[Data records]
════════
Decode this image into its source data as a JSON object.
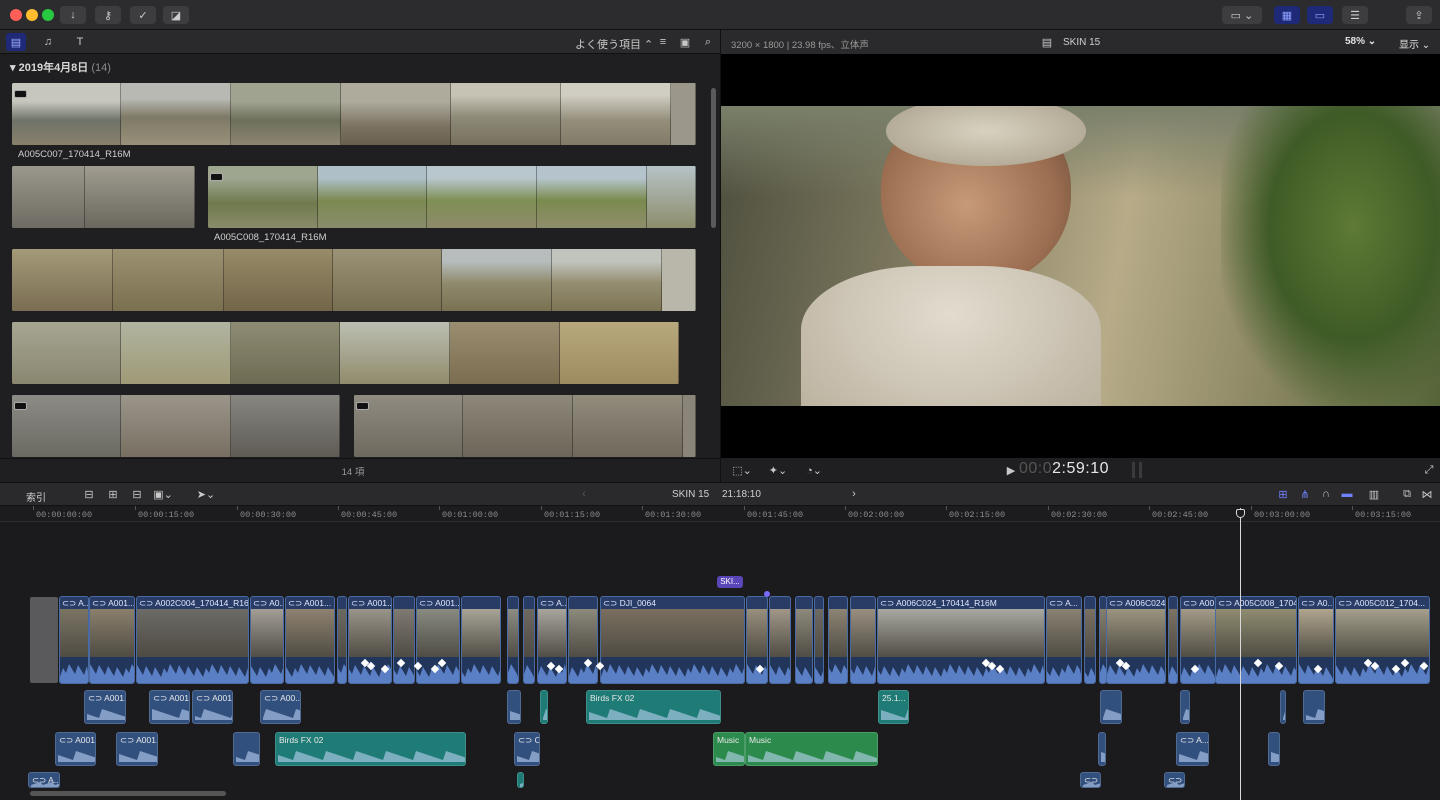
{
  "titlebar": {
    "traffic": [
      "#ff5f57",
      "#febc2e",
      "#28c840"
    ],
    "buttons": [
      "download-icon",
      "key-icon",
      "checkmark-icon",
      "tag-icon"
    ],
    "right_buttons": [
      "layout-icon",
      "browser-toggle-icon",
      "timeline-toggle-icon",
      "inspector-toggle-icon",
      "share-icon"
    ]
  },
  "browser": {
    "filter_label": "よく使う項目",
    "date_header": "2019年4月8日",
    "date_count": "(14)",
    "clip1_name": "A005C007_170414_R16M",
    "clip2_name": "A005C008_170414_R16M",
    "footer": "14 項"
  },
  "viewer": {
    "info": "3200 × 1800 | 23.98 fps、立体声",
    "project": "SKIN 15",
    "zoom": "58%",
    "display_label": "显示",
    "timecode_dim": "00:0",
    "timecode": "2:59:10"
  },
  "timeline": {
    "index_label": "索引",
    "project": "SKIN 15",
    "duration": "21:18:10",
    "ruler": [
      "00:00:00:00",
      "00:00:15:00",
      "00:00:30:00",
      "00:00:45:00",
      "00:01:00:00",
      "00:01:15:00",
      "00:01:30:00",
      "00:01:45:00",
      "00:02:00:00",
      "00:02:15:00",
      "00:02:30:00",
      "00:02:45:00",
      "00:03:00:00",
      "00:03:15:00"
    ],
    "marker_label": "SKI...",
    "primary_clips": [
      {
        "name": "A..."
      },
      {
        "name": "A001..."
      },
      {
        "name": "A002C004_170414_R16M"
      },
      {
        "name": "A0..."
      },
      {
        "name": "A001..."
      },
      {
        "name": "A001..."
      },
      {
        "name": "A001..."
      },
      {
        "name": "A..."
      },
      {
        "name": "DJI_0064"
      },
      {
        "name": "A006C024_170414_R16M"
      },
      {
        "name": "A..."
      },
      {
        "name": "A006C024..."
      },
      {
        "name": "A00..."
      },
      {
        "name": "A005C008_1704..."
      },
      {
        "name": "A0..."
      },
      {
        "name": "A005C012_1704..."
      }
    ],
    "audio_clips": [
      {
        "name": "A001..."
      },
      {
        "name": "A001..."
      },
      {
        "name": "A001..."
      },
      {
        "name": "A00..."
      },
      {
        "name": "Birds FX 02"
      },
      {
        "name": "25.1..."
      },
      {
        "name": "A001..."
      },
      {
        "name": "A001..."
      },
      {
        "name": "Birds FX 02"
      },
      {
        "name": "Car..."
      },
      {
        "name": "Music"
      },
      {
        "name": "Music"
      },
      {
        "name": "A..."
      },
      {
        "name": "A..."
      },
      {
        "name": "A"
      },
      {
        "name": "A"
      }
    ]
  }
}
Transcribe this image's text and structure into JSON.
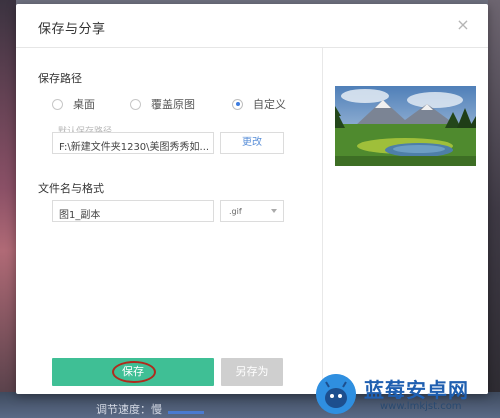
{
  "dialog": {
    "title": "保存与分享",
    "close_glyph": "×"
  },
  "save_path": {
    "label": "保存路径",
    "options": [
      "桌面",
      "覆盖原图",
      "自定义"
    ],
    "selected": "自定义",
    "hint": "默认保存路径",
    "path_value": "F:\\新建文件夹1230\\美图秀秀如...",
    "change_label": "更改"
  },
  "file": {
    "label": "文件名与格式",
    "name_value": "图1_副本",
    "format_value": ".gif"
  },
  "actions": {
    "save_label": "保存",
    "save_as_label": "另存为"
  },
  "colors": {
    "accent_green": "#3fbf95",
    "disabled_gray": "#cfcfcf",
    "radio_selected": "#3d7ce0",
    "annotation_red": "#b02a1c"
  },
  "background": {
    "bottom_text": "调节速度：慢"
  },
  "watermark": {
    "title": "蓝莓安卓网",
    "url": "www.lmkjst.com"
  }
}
════════
#### REQUIRED TASK
Reproduce exactly the lines from the one with "Transcribe this image's" to the bottom of the listing, both ends included, and nothing else. Skip the pictures.

#### EXERCISE OUTPUT
Transcribe this image's text and structure into JSON.
{
  "dialog": {
    "title": "保存与分享",
    "close_glyph": "×"
  },
  "save_path": {
    "label": "保存路径",
    "options": [
      "桌面",
      "覆盖原图",
      "自定义"
    ],
    "selected": "自定义",
    "hint": "默认保存路径",
    "path_value": "F:\\新建文件夹1230\\美图秀秀如...",
    "change_label": "更改"
  },
  "file": {
    "label": "文件名与格式",
    "name_value": "图1_副本",
    "format_value": ".gif"
  },
  "actions": {
    "save_label": "保存",
    "save_as_label": "另存为"
  },
  "colors": {
    "accent_green": "#3fbf95",
    "disabled_gray": "#cfcfcf",
    "radio_selected": "#3d7ce0",
    "annotation_red": "#b02a1c"
  },
  "background": {
    "bottom_text": "调节速度：慢"
  },
  "watermark": {
    "title": "蓝莓安卓网",
    "url": "www.lmkjst.com"
  }
}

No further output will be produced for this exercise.